Dataset records on visual material:
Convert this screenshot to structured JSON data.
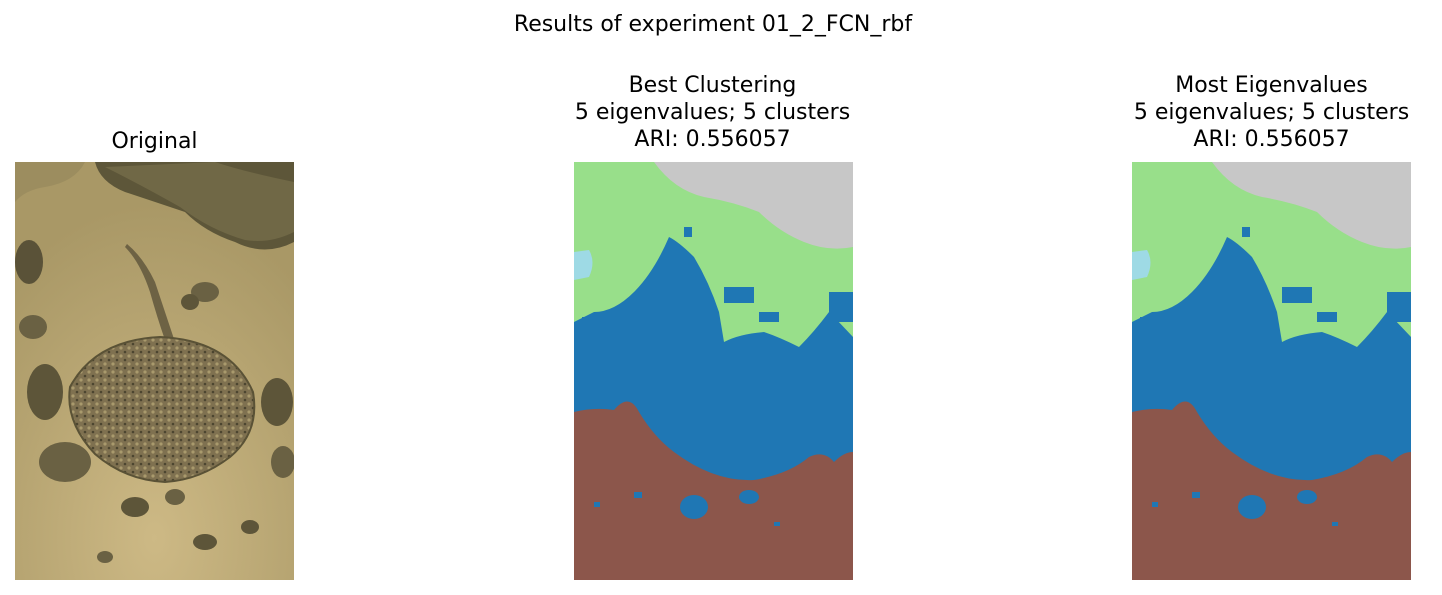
{
  "suptitle": "Results of experiment 01_2_FCN_rbf",
  "panels": [
    {
      "id": "original",
      "lines": [
        "Original"
      ]
    },
    {
      "id": "best",
      "lines": [
        "Best Clustering",
        "5 eigenvalues; 5 clusters",
        "ARI: 0.556057"
      ]
    },
    {
      "id": "most",
      "lines": [
        "Most Eigenvalues",
        "5 eigenvalues; 5 clusters",
        "ARI: 0.556057"
      ]
    }
  ],
  "colors": {
    "sand": "#c3b07a",
    "rock": "#6f6846",
    "stingray": "#7a6d4a",
    "cluster_blue": "#1f77b4",
    "cluster_green": "#98df8a",
    "cluster_gray": "#c7c7c7",
    "cluster_lightblue": "#9edae5",
    "cluster_brown": "#8c564b"
  }
}
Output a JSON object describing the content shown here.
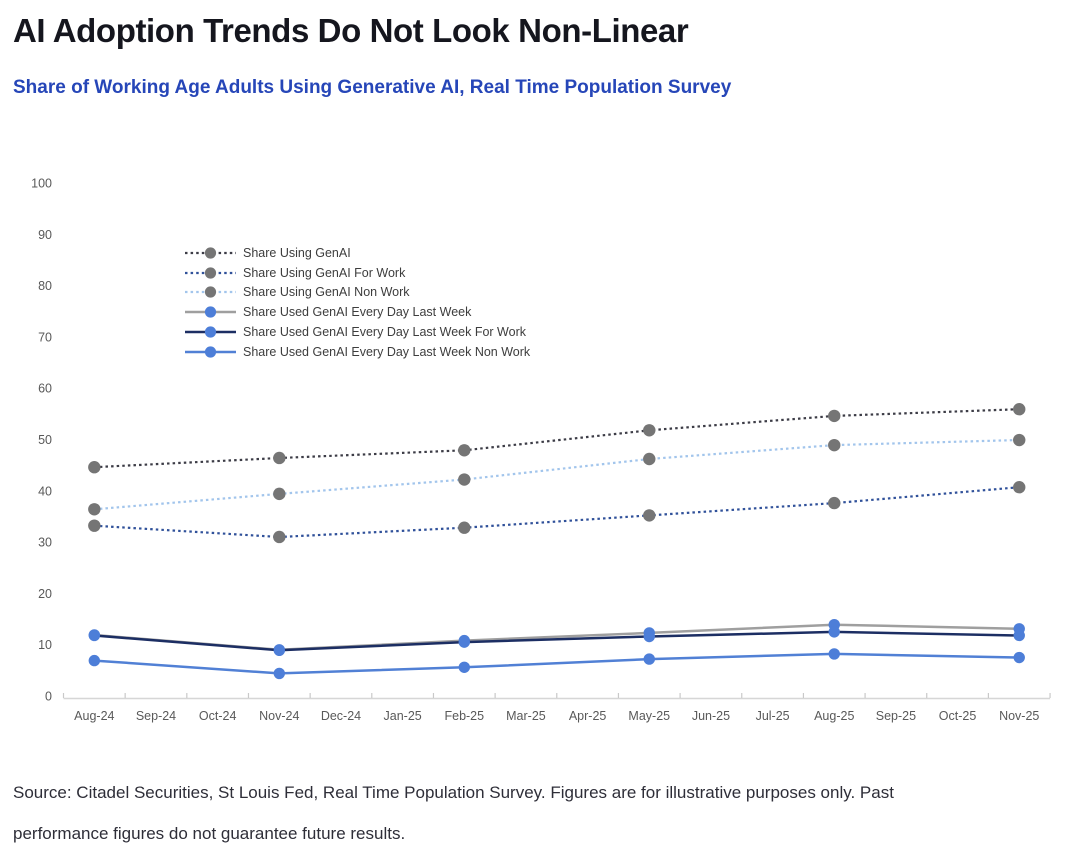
{
  "header": {
    "title": "AI Adoption Trends Do Not Look Non-Linear",
    "subtitle": "Share of Working Age Adults Using Generative AI, Real Time Population Survey"
  },
  "footer": {
    "lines": [
      "Source: Citadel Securities, St Louis Fed, Real Time Population Survey. Figures are for illustrative purposes only. Past",
      "performance figures do not guarantee future results."
    ]
  },
  "colors": {
    "title_text": "#15161e",
    "subtitle_text": "#2646b8",
    "axis_text": "#595959",
    "axis_line": "#d6d6d6",
    "tick_mark": "#c9c9c9",
    "legend_text": "#3d3d3d",
    "source_text": "#2e2e38",
    "dotted_marker_gray": "#757575",
    "solid_marker_blue": "#4d7ed8"
  },
  "chart_data": {
    "type": "line",
    "title": "AI Adoption Trends Do Not Look Non-Linear",
    "subtitle": "Share of Working Age Adults Using Generative AI, Real Time Population Survey",
    "xlabel": "",
    "ylabel": "",
    "ylim": [
      0,
      100
    ],
    "y_axis": {
      "min": 0,
      "max": 100,
      "step": 10
    },
    "grid": false,
    "legend_position": "inside-upper-left",
    "categories": [
      "Aug-24",
      "Sep-24",
      "Oct-24",
      "Nov-24",
      "Dec-24",
      "Jan-25",
      "Feb-25",
      "Mar-25",
      "Apr-25",
      "May-25",
      "Jun-25",
      "Jul-25",
      "Aug-25",
      "Sep-25",
      "Oct-25",
      "Nov-25"
    ],
    "survey_months": [
      "Aug-24",
      "Nov-24",
      "Feb-25",
      "May-25",
      "Aug-25",
      "Nov-25"
    ],
    "series": [
      {
        "name": "Share Using GenAI",
        "style": "dotted",
        "line_color": "#3c3c46",
        "marker_color": "#757575",
        "x": [
          "Aug-24",
          "Nov-24",
          "Feb-25",
          "May-25",
          "Aug-25",
          "Nov-25"
        ],
        "values": [
          44.6,
          46.4,
          47.9,
          51.8,
          54.6,
          55.9
        ]
      },
      {
        "name": "Share Using GenAI For Work",
        "style": "dotted",
        "line_color": "#30519a",
        "marker_color": "#757575",
        "x": [
          "Aug-24",
          "Nov-24",
          "Feb-25",
          "May-25",
          "Aug-25",
          "Nov-25"
        ],
        "values": [
          33.2,
          31.0,
          32.8,
          35.2,
          37.6,
          40.7
        ]
      },
      {
        "name": "Share Using GenAI Non Work",
        "style": "dotted",
        "line_color": "#a2c5ec",
        "marker_color": "#757575",
        "x": [
          "Aug-24",
          "Nov-24",
          "Feb-25",
          "May-25",
          "Aug-25",
          "Nov-25"
        ],
        "values": [
          36.4,
          39.4,
          42.2,
          46.2,
          48.9,
          49.9
        ]
      },
      {
        "name": "Share Used GenAI Every Day Last Week",
        "style": "solid",
        "line_color": "#9f9f9f",
        "marker_color": "#4d7ed8",
        "x": [
          "Aug-24",
          "Nov-24",
          "Feb-25",
          "May-25",
          "Aug-25",
          "Nov-25"
        ],
        "values": [
          11.9,
          9.0,
          10.8,
          12.3,
          13.9,
          13.1
        ]
      },
      {
        "name": "Share Used GenAI Every Day Last Week For Work",
        "style": "solid",
        "line_color": "#1c2e63",
        "marker_color": "#4d7ed8",
        "x": [
          "Aug-24",
          "Nov-24",
          "Feb-25",
          "May-25",
          "Aug-25",
          "Nov-25"
        ],
        "values": [
          11.8,
          8.9,
          10.5,
          11.6,
          12.5,
          11.8
        ]
      },
      {
        "name": "Share Used GenAI Every Day Last Week Non Work",
        "style": "solid",
        "line_color": "#5180d5",
        "marker_color": "#4d7ed8",
        "x": [
          "Aug-24",
          "Nov-24",
          "Feb-25",
          "May-25",
          "Aug-25",
          "Nov-25"
        ],
        "values": [
          6.9,
          4.4,
          5.6,
          7.2,
          8.2,
          7.5
        ]
      }
    ]
  }
}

== Stated exercise ==
Select all lines in the listing above where the word "Every" appears, and show them.

== Solution to this task ==
        "name": "Share Used GenAI Every Day Last Week",
        "name": "Share Used GenAI Every Day Last Week For Work",
        "name": "Share Used GenAI Every Day Last Week Non Work",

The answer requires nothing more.